((
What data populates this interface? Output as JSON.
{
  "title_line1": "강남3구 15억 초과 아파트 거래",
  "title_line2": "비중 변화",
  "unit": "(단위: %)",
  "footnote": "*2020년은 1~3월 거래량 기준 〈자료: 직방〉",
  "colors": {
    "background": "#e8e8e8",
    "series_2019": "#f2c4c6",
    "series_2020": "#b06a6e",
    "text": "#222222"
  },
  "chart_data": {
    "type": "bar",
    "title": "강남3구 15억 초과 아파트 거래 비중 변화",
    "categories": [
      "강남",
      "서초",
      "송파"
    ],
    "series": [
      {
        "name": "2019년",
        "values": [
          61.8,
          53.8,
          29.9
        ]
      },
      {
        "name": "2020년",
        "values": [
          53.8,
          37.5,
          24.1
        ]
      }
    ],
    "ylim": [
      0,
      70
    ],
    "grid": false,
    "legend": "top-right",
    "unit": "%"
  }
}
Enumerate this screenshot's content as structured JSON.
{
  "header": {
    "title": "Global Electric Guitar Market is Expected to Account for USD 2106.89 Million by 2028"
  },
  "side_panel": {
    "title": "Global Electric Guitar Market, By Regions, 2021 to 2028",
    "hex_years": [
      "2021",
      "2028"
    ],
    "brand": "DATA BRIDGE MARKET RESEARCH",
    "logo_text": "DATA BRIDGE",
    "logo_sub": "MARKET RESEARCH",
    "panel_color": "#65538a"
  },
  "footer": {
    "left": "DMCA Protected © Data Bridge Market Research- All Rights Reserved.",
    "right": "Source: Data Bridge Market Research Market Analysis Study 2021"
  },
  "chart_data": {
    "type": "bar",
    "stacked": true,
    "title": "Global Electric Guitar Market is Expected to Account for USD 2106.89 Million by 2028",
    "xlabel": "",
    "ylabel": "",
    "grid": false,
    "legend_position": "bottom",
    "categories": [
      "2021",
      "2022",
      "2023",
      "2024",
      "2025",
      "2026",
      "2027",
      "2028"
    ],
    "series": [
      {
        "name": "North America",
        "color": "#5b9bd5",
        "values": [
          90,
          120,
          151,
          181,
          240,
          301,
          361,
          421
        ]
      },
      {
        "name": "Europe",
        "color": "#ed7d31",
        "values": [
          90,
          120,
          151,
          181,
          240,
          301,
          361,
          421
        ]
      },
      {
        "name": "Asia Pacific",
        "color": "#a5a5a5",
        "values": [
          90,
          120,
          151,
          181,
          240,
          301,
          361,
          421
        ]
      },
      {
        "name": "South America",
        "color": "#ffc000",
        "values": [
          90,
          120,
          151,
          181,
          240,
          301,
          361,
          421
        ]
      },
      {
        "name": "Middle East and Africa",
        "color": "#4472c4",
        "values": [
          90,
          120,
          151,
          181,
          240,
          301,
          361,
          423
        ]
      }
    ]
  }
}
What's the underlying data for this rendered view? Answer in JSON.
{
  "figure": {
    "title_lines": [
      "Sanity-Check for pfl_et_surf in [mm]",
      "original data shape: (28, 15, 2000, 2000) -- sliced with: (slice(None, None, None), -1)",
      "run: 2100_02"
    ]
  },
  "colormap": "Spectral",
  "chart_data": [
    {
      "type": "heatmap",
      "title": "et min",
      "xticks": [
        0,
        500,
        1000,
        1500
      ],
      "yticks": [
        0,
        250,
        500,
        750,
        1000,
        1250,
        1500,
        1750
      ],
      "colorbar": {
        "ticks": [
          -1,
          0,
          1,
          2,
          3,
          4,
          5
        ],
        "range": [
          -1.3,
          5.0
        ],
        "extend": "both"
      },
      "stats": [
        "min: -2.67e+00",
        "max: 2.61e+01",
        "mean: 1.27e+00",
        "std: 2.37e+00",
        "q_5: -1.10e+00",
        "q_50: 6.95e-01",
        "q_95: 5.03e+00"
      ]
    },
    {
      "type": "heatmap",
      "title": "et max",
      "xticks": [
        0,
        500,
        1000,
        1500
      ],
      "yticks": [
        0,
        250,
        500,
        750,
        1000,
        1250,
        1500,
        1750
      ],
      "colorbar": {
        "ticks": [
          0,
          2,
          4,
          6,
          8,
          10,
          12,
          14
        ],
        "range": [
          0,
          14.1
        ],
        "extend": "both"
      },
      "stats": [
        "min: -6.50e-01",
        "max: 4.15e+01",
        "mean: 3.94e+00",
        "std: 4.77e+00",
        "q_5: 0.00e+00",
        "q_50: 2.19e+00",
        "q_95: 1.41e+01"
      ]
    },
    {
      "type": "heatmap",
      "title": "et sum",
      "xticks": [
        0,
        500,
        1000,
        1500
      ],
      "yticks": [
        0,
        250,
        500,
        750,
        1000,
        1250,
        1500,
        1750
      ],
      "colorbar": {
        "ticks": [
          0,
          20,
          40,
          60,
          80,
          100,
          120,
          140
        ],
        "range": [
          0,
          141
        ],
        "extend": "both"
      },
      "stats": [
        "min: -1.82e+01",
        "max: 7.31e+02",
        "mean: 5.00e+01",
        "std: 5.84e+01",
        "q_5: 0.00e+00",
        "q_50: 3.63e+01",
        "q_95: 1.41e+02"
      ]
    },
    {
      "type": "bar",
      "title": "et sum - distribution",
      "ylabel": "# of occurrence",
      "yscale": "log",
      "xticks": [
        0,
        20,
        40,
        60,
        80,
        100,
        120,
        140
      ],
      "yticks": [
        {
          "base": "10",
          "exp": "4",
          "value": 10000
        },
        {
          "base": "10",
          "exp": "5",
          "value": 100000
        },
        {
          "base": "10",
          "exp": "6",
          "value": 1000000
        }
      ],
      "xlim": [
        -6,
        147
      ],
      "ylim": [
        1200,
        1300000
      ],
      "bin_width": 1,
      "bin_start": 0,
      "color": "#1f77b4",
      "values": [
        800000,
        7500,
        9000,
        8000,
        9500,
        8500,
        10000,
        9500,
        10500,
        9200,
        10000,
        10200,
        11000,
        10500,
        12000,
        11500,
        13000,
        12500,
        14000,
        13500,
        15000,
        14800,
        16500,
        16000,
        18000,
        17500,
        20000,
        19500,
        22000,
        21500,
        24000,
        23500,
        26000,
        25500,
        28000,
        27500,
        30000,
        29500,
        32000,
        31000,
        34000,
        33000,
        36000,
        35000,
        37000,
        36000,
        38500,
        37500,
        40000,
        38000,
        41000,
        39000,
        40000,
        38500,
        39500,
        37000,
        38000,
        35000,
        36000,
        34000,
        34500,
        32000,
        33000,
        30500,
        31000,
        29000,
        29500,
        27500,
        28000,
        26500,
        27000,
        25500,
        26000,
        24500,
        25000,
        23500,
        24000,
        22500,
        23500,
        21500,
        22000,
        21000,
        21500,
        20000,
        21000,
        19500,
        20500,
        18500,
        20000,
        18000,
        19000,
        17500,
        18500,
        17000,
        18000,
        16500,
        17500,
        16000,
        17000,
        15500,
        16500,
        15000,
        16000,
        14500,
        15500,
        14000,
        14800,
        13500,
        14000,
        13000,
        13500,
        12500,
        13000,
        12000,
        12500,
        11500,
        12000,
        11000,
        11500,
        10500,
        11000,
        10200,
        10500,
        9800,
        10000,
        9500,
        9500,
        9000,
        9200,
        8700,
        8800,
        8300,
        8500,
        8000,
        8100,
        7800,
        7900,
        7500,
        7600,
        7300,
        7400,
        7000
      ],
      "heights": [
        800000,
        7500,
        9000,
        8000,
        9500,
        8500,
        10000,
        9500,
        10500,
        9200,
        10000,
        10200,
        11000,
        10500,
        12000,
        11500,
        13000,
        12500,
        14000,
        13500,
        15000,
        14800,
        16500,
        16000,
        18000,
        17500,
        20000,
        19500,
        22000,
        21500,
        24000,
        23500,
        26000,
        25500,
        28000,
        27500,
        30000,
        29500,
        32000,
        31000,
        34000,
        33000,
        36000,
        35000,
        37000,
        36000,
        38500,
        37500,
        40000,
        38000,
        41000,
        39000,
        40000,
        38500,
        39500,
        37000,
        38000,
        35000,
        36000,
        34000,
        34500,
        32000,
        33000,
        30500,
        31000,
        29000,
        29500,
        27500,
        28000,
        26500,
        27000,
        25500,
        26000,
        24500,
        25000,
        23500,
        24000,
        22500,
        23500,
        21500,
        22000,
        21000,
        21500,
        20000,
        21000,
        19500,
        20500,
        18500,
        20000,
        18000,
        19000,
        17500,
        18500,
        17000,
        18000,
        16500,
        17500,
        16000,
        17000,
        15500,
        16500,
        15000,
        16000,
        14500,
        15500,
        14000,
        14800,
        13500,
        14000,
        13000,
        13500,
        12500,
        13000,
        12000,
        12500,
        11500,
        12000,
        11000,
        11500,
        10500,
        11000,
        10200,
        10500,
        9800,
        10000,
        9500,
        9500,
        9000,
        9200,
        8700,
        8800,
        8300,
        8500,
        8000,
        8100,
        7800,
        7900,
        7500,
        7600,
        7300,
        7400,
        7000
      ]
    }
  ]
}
))
▶ [WRITTEN EXERCISE] In the listing above, find the lines holding the word "mean" and copy them.

▶ [ANSWER FOR THIS EXERCISE]
        "mean: 1.27e+00",
        "mean: 3.94e+00",
        "mean: 5.00e+01",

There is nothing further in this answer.